__Written task__.
Find the lines below that contain the string "target". Copy each one.

— START OF Listed entries —

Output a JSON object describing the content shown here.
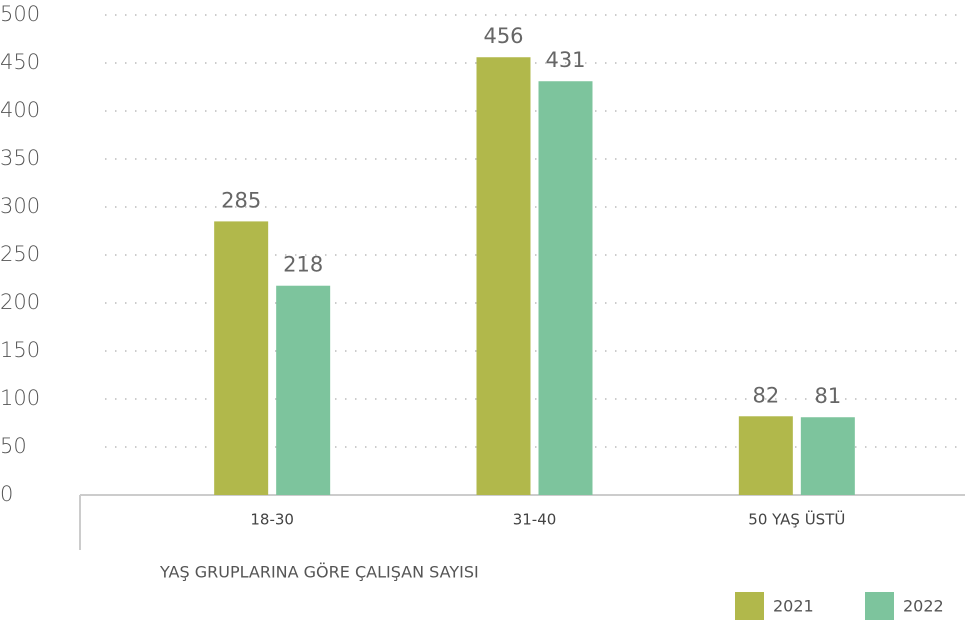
{
  "chart_data": {
    "type": "bar",
    "xlabel": "YAŞ GRUPLARINA GÖRE ÇALIŞAN SAYISI",
    "categories": [
      "18-30",
      "31-40",
      "50 YAŞ ÜSTÜ"
    ],
    "series": [
      {
        "name": "2021",
        "color": "#b1b84b",
        "values": [
          285,
          456,
          82
        ]
      },
      {
        "name": "2022",
        "color": "#7dc49d",
        "values": [
          218,
          431,
          81
        ]
      }
    ],
    "ylim": [
      0,
      500
    ],
    "yticks": [
      0,
      50,
      100,
      150,
      200,
      250,
      300,
      350,
      400,
      450,
      500
    ],
    "grid": true,
    "legend": "bottom-right"
  }
}
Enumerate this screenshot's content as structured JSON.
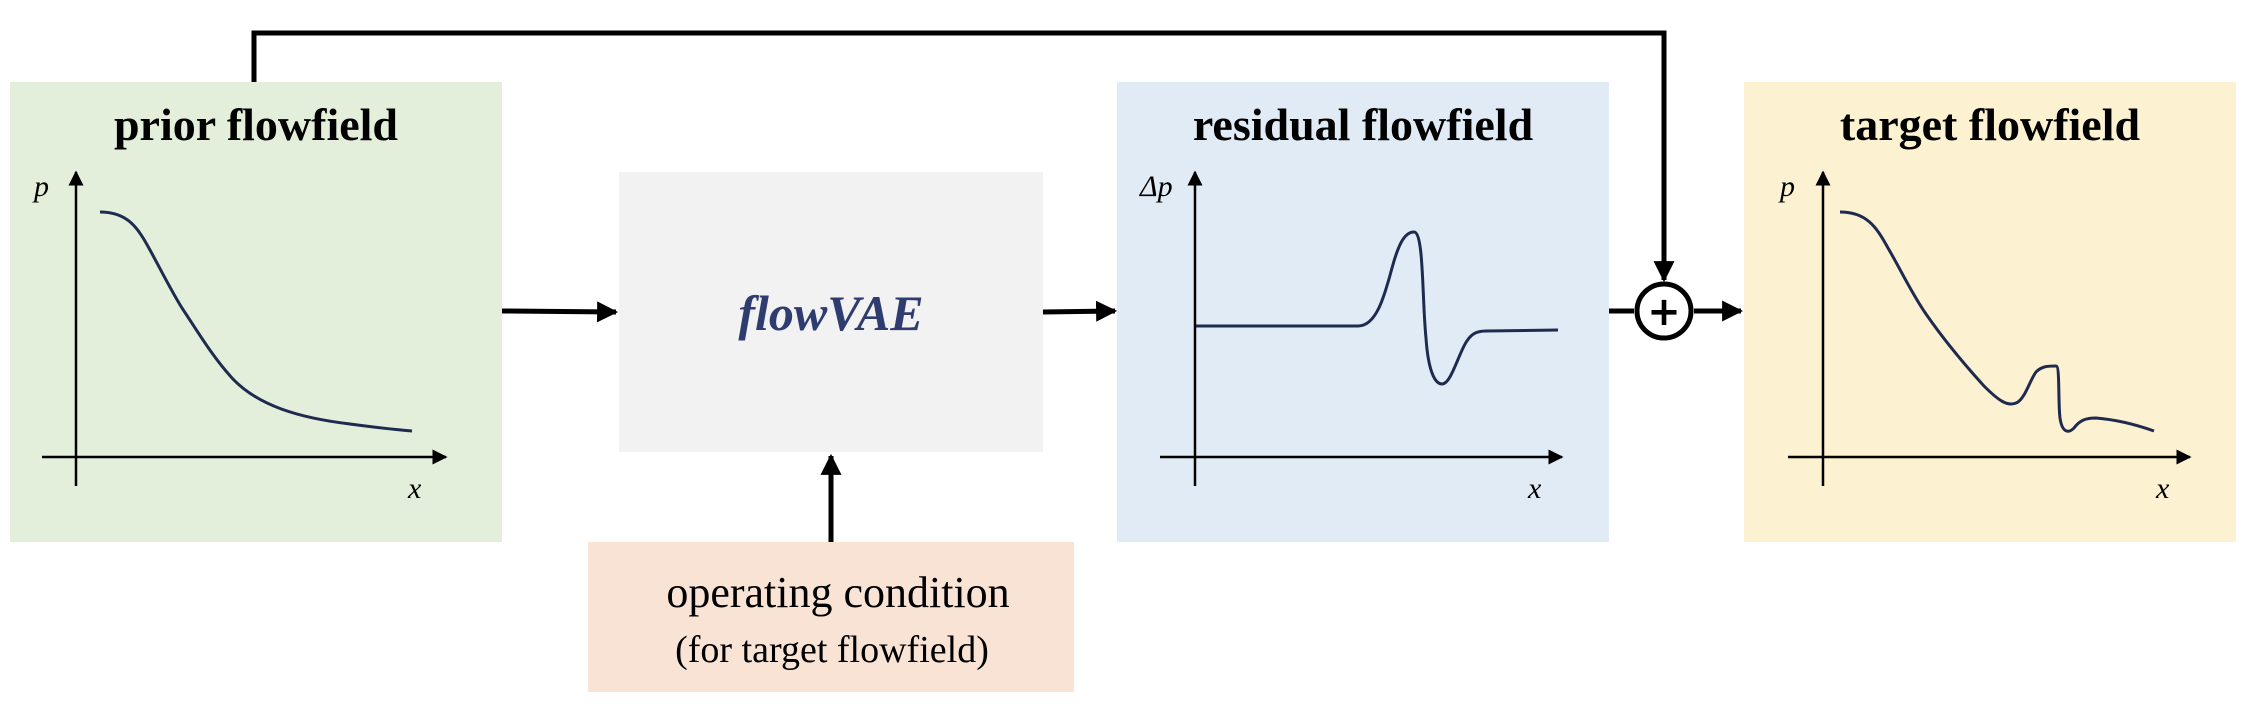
{
  "panels": {
    "prior": {
      "title": "prior flowfield",
      "ylabel": "p",
      "xlabel": "x",
      "fill": "#e4efdb"
    },
    "residual": {
      "title": "residual flowfield",
      "ylabel": "Δp",
      "xlabel": "x",
      "fill": "#e1ebf5"
    },
    "target": {
      "title": "target flowfield",
      "ylabel": "p",
      "xlabel": "x",
      "fill": "#fcf1d1"
    }
  },
  "model": {
    "label": "flowVAE",
    "fill": "#f2f2f2",
    "text_color": "#2e3c70"
  },
  "condition": {
    "line1": "operating condition",
    "line2": "(for target flowfield)",
    "fill": "#f8e3d5"
  },
  "operator": {
    "symbol": "+",
    "icon": "plus-circle-icon"
  },
  "colors": {
    "curve": "#1f2a4f",
    "lines": "#000000"
  }
}
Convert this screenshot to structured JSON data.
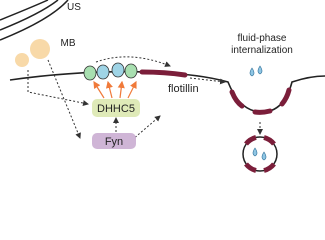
{
  "nodes": [
    {
      "id": "us",
      "label": "US"
    },
    {
      "id": "mb",
      "label": "MB"
    },
    {
      "id": "dhhc5",
      "label": "DHHC5"
    },
    {
      "id": "fyn",
      "label": "Fyn"
    },
    {
      "id": "flotillin",
      "label": "flotillin"
    }
  ],
  "annotation": {
    "lines": [
      "fluid-phase",
      "internalization"
    ]
  }
}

— END OF Listed entries —

__Final result__.
    "target": {
      "title": "target flowfield",
    "line2": "(for target flowfield)",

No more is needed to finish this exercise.